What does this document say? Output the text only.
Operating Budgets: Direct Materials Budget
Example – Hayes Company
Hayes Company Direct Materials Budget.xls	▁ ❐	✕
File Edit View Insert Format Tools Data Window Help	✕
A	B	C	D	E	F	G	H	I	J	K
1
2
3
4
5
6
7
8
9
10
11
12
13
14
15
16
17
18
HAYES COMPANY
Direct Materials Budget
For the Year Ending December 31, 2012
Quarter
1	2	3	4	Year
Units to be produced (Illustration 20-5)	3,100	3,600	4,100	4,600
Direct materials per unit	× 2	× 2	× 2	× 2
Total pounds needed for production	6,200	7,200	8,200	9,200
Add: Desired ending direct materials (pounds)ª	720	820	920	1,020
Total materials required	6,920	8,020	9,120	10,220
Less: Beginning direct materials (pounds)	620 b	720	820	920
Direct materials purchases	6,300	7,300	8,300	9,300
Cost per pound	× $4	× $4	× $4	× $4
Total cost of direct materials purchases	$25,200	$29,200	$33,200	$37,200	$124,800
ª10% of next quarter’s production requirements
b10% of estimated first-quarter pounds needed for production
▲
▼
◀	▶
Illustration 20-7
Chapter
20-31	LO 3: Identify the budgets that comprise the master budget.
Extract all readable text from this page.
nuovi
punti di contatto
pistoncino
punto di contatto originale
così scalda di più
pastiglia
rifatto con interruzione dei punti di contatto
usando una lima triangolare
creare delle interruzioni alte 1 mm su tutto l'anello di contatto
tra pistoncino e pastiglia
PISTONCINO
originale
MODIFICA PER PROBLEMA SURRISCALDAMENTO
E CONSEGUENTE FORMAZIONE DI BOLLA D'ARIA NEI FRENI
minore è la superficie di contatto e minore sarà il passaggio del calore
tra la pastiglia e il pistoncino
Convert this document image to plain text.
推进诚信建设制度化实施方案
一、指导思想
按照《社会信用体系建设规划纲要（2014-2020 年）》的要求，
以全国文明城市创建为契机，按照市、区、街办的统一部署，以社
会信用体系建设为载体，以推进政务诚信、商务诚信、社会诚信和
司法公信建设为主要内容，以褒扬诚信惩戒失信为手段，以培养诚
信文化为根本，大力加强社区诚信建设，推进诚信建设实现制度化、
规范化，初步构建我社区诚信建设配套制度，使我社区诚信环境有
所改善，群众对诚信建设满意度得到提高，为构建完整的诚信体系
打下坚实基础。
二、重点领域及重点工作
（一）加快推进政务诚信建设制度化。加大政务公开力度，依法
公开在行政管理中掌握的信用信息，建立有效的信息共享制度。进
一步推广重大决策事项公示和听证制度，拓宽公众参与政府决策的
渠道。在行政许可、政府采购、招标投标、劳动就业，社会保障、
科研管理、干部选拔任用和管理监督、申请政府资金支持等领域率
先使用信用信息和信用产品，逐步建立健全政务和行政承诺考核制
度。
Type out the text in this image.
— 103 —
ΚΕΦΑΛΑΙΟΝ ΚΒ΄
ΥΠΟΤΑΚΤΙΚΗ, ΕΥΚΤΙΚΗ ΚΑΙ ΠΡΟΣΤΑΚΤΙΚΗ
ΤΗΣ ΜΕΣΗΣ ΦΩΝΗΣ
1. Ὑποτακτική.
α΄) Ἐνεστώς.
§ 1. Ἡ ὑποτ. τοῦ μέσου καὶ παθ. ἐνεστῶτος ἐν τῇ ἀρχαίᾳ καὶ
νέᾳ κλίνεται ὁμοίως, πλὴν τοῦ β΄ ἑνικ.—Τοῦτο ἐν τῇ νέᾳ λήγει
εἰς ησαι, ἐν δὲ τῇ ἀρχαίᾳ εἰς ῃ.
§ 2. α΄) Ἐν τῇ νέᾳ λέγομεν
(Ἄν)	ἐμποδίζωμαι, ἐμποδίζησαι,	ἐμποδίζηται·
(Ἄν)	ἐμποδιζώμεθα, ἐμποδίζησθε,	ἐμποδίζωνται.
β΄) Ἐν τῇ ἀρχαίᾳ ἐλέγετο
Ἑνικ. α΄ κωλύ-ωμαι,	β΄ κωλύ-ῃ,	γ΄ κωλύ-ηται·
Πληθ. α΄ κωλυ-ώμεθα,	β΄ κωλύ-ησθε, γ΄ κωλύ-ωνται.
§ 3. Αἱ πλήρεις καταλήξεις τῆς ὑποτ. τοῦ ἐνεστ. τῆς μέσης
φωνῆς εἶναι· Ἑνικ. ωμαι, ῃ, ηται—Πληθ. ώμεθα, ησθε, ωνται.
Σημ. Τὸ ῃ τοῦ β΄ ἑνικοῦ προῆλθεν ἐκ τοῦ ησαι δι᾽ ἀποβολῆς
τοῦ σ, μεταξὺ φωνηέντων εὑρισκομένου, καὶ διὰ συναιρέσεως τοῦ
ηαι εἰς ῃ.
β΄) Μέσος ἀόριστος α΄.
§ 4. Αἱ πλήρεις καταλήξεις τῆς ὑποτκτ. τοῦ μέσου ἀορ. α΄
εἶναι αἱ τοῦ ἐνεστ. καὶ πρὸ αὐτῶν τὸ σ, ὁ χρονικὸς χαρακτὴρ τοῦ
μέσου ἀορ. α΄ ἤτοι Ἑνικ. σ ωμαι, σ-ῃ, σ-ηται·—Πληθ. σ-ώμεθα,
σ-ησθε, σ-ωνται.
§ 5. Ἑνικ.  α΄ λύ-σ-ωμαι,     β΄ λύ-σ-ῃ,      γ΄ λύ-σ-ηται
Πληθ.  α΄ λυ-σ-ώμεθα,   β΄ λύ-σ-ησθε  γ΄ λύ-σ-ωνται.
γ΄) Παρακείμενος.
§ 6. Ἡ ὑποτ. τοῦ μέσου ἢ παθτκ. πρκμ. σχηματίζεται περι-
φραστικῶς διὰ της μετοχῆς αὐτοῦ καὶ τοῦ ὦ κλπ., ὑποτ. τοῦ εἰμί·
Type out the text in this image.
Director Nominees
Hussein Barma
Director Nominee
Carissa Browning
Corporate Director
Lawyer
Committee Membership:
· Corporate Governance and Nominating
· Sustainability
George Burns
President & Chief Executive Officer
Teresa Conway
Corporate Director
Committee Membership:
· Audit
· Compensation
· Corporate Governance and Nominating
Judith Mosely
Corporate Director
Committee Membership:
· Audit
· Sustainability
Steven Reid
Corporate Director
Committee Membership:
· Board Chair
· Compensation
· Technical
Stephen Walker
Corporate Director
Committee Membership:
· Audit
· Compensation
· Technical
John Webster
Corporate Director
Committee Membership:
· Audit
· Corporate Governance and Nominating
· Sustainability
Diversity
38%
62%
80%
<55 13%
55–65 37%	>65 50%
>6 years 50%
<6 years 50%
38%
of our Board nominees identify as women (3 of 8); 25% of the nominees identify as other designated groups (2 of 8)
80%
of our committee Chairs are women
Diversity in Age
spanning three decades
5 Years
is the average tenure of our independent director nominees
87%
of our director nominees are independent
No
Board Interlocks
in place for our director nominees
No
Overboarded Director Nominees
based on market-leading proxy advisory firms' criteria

OBJECTIVE
Copy each entry exactly, with nothing added or dropped.

CORRECT RESPONSE
What does this document say? Output the text only.
Operating Budgets: Direct Materials Budget
Example – Hayes Company
Hayes Company Direct Materials Budget.xls	▁ ❐	✕
File Edit View Insert Format Tools Data Window Help	✕
A	B	C	D	E	F	G	H	I	J	K
1
2
3
4
5
6
7
8
9
10
11
12
13
14
15
16
17
18
HAYES COMPANY
Direct Materials Budget
For the Year Ending December 31, 2012
Quarter
1	2	3	4	Year
Units to be produced (Illustration 20-5)	3,100	3,600	4,100	4,600
Direct materials per unit	× 2	× 2	× 2	× 2
Total pounds needed for production	6,200	7,200	8,200	9,200
Add: Desired ending direct materials (pounds)ª	720	820	920	1,020
Total materials required	6,920	8,020	9,120	10,220
Less: Beginning direct materials (pounds)	620 b	720	820	920
Direct materials purchases	6,300	7,300	8,300	9,300
Cost per pound	× $4	× $4	× $4	× $4
Total cost of direct materials purchases	$25,200	$29,200	$33,200	$37,200	$124,800
ª10% of next quarter’s production requirements
b10% of estimated first-quarter pounds needed for production
▲
▼
◀	▶
Illustration 20-7
Chapter
20-31	LO 3: Identify the budgets that comprise the master budget.
Extract all readable text from this page.
nuovi
punti di contatto
pistoncino
punto di contatto originale
così scalda di più
pastiglia
rifatto con interruzione dei punti di contatto
usando una lima triangolare
creare delle interruzioni alte 1 mm su tutto l'anello di contatto
tra pistoncino e pastiglia
PISTONCINO
originale
MODIFICA PER PROBLEMA SURRISCALDAMENTO
E CONSEGUENTE FORMAZIONE DI BOLLA D'ARIA NEI FRENI
minore è la superficie di contatto e minore sarà il passaggio del calore
tra la pastiglia e il pistoncino
Convert this document image to plain text.
推进诚信建设制度化实施方案
一、指导思想
按照《社会信用体系建设规划纲要（2014-2020 年）》的要求，
以全国文明城市创建为契机，按照市、区、街办的统一部署，以社
会信用体系建设为载体，以推进政务诚信、商务诚信、社会诚信和
司法公信建设为主要内容，以褒扬诚信惩戒失信为手段，以培养诚
信文化为根本，大力加强社区诚信建设，推进诚信建设实现制度化、
规范化，初步构建我社区诚信建设配套制度，使我社区诚信环境有
所改善，群众对诚信建设满意度得到提高，为构建完整的诚信体系
打下坚实基础。
二、重点领域及重点工作
（一）加快推进政务诚信建设制度化。加大政务公开力度，依法
公开在行政管理中掌握的信用信息，建立有效的信息共享制度。进
一步推广重大决策事项公示和听证制度，拓宽公众参与政府决策的
渠道。在行政许可、政府采购、招标投标、劳动就业，社会保障、
科研管理、干部选拔任用和管理监督、申请政府资金支持等领域率
先使用信用信息和信用产品，逐步建立健全政务和行政承诺考核制
度。
Type out the text in this image.
— 103 —
ΚΕΦΑΛΑΙΟΝ ΚΒ΄
ΥΠΟΤΑΚΤΙΚΗ, ΕΥΚΤΙΚΗ ΚΑΙ ΠΡΟΣΤΑΚΤΙΚΗ
ΤΗΣ ΜΕΣΗΣ ΦΩΝΗΣ
1. Ὑποτακτική.
α΄) Ἐνεστώς.
§ 1. Ἡ ὑποτ. τοῦ μέσου καὶ παθ. ἐνεστῶτος ἐν τῇ ἀρχαίᾳ καὶ
νέᾳ κλίνεται ὁμοίως, πλὴν τοῦ β΄ ἑνικ.—Τοῦτο ἐν τῇ νέᾳ λήγει
εἰς ησαι, ἐν δὲ τῇ ἀρχαίᾳ εἰς ῃ.
§ 2. α΄) Ἐν τῇ νέᾳ λέγομεν
(Ἄν)	ἐμποδίζωμαι, ἐμποδίζησαι,	ἐμποδίζηται·
(Ἄν)	ἐμποδιζώμεθα, ἐμποδίζησθε,	ἐμποδίζωνται.
β΄) Ἐν τῇ ἀρχαίᾳ ἐλέγετο
Ἑνικ. α΄ κωλύ-ωμαι,	β΄ κωλύ-ῃ,	γ΄ κωλύ-ηται·
Πληθ. α΄ κωλυ-ώμεθα,	β΄ κωλύ-ησθε, γ΄ κωλύ-ωνται.
§ 3. Αἱ πλήρεις καταλήξεις τῆς ὑποτ. τοῦ ἐνεστ. τῆς μέσης
φωνῆς εἶναι· Ἑνικ. ωμαι, ῃ, ηται—Πληθ. ώμεθα, ησθε, ωνται.
Σημ. Τὸ ῃ τοῦ β΄ ἑνικοῦ προῆλθεν ἐκ τοῦ ησαι δι᾽ ἀποβολῆς
τοῦ σ, μεταξὺ φωνηέντων εὑρισκομένου, καὶ διὰ συναιρέσεως τοῦ
ηαι εἰς ῃ.
β΄) Μέσος ἀόριστος α΄.
§ 4. Αἱ πλήρεις καταλήξεις τῆς ὑποτκτ. τοῦ μέσου ἀορ. α΄
εἶναι αἱ τοῦ ἐνεστ. καὶ πρὸ αὐτῶν τὸ σ, ὁ χρονικὸς χαρακτὴρ τοῦ
μέσου ἀορ. α΄ ἤτοι Ἑνικ. σ ωμαι, σ-ῃ, σ-ηται·—Πληθ. σ-ώμεθα,
σ-ησθε, σ-ωνται.
§ 5. Ἑνικ.  α΄ λύ-σ-ωμαι,     β΄ λύ-σ-ῃ,      γ΄ λύ-σ-ηται
Πληθ.  α΄ λυ-σ-ώμεθα,   β΄ λύ-σ-ησθε  γ΄ λύ-σ-ωνται.
γ΄) Παρακείμενος.
§ 6. Ἡ ὑποτ. τοῦ μέσου ἢ παθτκ. πρκμ. σχηματίζεται περι-
φραστικῶς διὰ της μετοχῆς αὐτοῦ καὶ τοῦ ὦ κλπ., ὑποτ. τοῦ εἰμί·
Type out the text in this image.
Director Nominees
Hussein Barma
Director Nominee
Carissa Browning
Corporate Director
Lawyer
Committee Membership:
· Corporate Governance and Nominating
· Sustainability
George Burns
President & Chief Executive Officer
Teresa Conway
Corporate Director
Committee Membership:
· Audit
· Compensation
· Corporate Governance and Nominating
Judith Mosely
Corporate Director
Committee Membership:
· Audit
· Sustainability
Steven Reid
Corporate Director
Committee Membership:
· Board Chair
· Compensation
· Technical
Stephen Walker
Corporate Director
Committee Membership:
· Audit
· Compensation
· Technical
John Webster
Corporate Director
Committee Membership:
· Audit
· Corporate Governance and Nominating
· Sustainability
Diversity
38%
62%
80%
<55 13%
55–65 37%	>65 50%
>6 years 50%
<6 years 50%
38%
of our Board nominees identify as women (3 of 8); 25% of the nominees identify as other designated groups (2 of 8)
80%
of our committee Chairs are women
Diversity in Age
spanning three decades
5 Years
is the average tenure of our independent director nominees
87%
of our director nominees are independent
No
Board Interlocks
in place for our director nominees
No
Overboarded Director Nominees
based on market-leading proxy advisory firms' criteria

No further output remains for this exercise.